■ **Set exercise**
Take the material and output all of it exactly.

■ **Structured figure records**
◇ ◇ ◇ ◇ ◇
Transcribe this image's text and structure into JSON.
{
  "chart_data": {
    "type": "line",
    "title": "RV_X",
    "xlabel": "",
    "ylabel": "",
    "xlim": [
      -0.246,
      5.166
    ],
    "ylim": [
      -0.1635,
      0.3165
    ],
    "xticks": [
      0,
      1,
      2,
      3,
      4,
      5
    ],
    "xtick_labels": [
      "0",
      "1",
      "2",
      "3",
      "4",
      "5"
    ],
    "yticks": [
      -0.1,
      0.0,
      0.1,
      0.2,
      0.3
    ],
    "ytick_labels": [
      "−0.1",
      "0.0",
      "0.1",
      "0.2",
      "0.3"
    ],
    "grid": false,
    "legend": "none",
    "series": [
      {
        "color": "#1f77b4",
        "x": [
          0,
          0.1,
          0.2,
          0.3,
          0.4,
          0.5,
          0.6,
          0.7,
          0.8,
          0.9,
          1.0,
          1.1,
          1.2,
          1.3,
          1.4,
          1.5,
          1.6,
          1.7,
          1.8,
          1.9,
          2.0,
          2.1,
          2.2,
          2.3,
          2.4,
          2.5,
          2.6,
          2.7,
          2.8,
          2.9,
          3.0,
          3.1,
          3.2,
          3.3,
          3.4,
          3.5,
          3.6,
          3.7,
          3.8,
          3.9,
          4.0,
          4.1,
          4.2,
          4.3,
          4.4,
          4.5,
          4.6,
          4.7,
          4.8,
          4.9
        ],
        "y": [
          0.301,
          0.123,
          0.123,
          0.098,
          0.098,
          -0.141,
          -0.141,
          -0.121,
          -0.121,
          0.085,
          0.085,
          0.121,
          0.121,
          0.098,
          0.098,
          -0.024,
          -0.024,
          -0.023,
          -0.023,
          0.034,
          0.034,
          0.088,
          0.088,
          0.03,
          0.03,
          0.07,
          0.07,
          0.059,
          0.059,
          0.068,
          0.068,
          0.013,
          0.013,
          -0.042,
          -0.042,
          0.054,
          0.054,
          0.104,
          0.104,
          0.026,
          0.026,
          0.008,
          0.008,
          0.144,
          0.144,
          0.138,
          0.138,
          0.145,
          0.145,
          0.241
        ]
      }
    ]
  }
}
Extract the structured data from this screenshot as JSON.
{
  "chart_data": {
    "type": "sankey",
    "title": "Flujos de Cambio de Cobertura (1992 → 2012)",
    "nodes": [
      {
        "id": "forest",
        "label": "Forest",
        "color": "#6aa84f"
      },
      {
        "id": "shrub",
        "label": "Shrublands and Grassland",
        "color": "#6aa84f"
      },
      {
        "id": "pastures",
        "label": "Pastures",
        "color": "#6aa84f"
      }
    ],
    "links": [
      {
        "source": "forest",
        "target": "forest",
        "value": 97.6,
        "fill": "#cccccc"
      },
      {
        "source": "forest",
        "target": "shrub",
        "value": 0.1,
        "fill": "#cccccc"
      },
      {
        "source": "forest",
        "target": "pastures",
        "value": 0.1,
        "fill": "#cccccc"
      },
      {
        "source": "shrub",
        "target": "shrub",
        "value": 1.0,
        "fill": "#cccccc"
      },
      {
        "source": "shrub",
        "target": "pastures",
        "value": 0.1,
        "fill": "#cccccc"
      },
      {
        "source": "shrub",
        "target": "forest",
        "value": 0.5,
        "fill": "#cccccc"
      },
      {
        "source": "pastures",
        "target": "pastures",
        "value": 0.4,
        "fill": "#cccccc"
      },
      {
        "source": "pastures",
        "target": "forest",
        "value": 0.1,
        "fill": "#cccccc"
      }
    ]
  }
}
◇ ◇ ◇ ◇ ◇
■ **Task response**
Transcribe this image's text and structure into JSON.
{
  "chart_data": {
    "type": "line",
    "title": "RV_X",
    "xlabel": "",
    "ylabel": "",
    "xlim": [
      -0.246,
      5.166
    ],
    "ylim": [
      -0.1635,
      0.3165
    ],
    "xticks": [
      0,
      1,
      2,
      3,
      4,
      5
    ],
    "xtick_labels": [
      "0",
      "1",
      "2",
      "3",
      "4",
      "5"
    ],
    "yticks": [
      -0.1,
      0.0,
      0.1,
      0.2,
      0.3
    ],
    "ytick_labels": [
      "−0.1",
      "0.0",
      "0.1",
      "0.2",
      "0.3"
    ],
    "grid": false,
    "legend": "none",
    "series": [
      {
        "color": "#1f77b4",
        "x": [
          0,
          0.1,
          0.2,
          0.3,
          0.4,
          0.5,
          0.6,
          0.7,
          0.8,
          0.9,
          1.0,
          1.1,
          1.2,
          1.3,
          1.4,
          1.5,
          1.6,
          1.7,
          1.8,
          1.9,
          2.0,
          2.1,
          2.2,
          2.3,
          2.4,
          2.5,
          2.6,
          2.7,
          2.8,
          2.9,
          3.0,
          3.1,
          3.2,
          3.3,
          3.4,
          3.5,
          3.6,
          3.7,
          3.8,
          3.9,
          4.0,
          4.1,
          4.2,
          4.3,
          4.4,
          4.5,
          4.6,
          4.7,
          4.8,
          4.9
        ],
        "y": [
          0.301,
          0.123,
          0.123,
          0.098,
          0.098,
          -0.141,
          -0.141,
          -0.121,
          -0.121,
          0.085,
          0.085,
          0.121,
          0.121,
          0.098,
          0.098,
          -0.024,
          -0.024,
          -0.023,
          -0.023,
          0.034,
          0.034,
          0.088,
          0.088,
          0.03,
          0.03,
          0.07,
          0.07,
          0.059,
          0.059,
          0.068,
          0.068,
          0.013,
          0.013,
          -0.042,
          -0.042,
          0.054,
          0.054,
          0.104,
          0.104,
          0.026,
          0.026,
          0.008,
          0.008,
          0.144,
          0.144,
          0.138,
          0.138,
          0.145,
          0.145,
          0.241
        ]
      }
    ]
  }
}
Extract the structured data from this screenshot as JSON.
{
  "chart_data": {
    "type": "sankey",
    "title": "Flujos de Cambio de Cobertura (1992 → 2012)",
    "nodes": [
      {
        "id": "forest",
        "label": "Forest",
        "color": "#6aa84f"
      },
      {
        "id": "shrub",
        "label": "Shrublands and Grassland",
        "color": "#6aa84f"
      },
      {
        "id": "pastures",
        "label": "Pastures",
        "color": "#6aa84f"
      }
    ],
    "links": [
      {
        "source": "forest",
        "target": "forest",
        "value": 97.6,
        "fill": "#cccccc"
      },
      {
        "source": "forest",
        "target": "shrub",
        "value": 0.1,
        "fill": "#cccccc"
      },
      {
        "source": "forest",
        "target": "pastures",
        "value": 0.1,
        "fill": "#cccccc"
      },
      {
        "source": "shrub",
        "target": "shrub",
        "value": 1.0,
        "fill": "#cccccc"
      },
      {
        "source": "shrub",
        "target": "pastures",
        "value": 0.1,
        "fill": "#cccccc"
      },
      {
        "source": "shrub",
        "target": "forest",
        "value": 0.5,
        "fill": "#cccccc"
      },
      {
        "source": "pastures",
        "target": "pastures",
        "value": 0.4,
        "fill": "#cccccc"
      },
      {
        "source": "pastures",
        "target": "forest",
        "value": 0.1,
        "fill": "#cccccc"
      }
    ]
  }
}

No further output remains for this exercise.